● Given records

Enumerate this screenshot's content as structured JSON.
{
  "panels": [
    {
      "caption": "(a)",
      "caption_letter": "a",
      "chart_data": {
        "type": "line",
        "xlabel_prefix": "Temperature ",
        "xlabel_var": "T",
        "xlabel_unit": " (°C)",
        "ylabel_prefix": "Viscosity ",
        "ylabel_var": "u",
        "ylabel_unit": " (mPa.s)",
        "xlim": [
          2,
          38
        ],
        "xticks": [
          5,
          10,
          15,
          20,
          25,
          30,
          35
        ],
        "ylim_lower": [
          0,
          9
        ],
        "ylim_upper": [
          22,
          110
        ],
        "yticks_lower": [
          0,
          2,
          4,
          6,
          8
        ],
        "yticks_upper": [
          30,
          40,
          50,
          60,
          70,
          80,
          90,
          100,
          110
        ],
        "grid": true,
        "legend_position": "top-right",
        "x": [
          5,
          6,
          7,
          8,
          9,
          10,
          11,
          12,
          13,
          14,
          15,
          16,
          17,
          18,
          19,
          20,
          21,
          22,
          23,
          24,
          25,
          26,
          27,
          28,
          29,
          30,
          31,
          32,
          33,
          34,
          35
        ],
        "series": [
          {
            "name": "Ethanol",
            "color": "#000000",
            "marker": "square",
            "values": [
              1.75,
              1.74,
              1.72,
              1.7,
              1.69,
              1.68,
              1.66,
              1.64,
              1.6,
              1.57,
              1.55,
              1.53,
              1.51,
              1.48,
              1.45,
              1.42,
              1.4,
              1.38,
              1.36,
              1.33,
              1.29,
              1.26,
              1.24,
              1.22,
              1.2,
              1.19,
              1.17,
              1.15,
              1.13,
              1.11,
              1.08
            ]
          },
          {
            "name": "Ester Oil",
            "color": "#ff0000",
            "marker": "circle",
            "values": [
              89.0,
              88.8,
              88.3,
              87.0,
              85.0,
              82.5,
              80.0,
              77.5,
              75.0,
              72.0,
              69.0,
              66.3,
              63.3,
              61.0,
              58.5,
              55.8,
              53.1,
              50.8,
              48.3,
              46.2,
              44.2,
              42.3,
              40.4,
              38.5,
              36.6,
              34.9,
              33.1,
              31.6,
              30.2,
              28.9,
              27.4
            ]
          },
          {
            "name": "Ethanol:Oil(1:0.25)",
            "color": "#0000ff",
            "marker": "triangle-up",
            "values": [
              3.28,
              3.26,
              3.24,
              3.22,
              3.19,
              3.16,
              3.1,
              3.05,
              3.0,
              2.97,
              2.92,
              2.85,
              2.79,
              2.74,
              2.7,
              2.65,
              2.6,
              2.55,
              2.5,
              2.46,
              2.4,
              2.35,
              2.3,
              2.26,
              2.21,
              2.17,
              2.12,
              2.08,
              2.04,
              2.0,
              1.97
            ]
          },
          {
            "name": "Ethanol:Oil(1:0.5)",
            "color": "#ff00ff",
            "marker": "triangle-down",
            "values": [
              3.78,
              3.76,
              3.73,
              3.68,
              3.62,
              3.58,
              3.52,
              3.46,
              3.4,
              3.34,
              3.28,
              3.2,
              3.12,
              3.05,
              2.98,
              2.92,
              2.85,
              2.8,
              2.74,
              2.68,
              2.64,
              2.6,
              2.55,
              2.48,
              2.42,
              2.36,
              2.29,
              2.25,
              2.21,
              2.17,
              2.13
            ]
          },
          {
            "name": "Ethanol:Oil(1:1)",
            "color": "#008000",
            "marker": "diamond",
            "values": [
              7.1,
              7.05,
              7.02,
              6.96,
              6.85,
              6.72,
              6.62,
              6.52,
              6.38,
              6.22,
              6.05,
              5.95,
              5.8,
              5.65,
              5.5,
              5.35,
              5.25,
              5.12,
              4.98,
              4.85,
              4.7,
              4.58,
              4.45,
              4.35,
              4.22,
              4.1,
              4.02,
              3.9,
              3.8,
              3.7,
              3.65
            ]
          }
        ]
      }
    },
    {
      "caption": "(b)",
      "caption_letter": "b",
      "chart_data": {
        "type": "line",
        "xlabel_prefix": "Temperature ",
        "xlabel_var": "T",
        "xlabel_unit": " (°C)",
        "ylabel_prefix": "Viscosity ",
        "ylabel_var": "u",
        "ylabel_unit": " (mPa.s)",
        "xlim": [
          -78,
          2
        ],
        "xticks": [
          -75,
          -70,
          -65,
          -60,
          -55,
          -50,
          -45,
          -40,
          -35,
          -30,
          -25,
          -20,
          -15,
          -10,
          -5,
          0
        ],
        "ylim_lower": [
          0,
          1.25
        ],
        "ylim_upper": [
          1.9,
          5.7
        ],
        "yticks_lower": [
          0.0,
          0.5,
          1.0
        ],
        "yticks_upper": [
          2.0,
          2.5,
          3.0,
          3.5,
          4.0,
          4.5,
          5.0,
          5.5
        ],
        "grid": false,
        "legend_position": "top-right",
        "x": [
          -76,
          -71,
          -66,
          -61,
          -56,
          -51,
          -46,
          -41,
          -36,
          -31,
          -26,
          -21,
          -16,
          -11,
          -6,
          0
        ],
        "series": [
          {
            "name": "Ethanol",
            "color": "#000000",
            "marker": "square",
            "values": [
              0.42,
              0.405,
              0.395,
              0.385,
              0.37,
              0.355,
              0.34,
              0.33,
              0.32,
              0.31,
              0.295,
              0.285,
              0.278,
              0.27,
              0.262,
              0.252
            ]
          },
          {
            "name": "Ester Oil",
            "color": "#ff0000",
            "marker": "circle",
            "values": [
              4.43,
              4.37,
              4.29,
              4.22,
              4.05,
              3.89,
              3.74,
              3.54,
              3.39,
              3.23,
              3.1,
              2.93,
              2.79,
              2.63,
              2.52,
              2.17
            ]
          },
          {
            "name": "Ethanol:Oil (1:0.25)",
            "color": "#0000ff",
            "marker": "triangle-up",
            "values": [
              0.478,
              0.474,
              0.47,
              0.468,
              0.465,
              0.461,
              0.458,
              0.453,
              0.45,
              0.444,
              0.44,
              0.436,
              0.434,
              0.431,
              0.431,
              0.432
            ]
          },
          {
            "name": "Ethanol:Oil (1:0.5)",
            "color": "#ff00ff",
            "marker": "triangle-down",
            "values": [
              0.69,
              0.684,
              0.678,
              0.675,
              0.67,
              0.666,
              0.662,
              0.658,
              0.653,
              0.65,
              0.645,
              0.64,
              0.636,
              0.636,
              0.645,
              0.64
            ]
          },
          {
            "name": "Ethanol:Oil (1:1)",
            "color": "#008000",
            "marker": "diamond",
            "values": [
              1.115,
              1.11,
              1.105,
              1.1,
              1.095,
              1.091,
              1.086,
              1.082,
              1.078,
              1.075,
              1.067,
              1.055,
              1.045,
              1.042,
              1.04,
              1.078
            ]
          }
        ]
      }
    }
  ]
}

● What you are asked to do
Check each line in the records for the word "name" and say how many have it, with nothing else.

● Complete output
10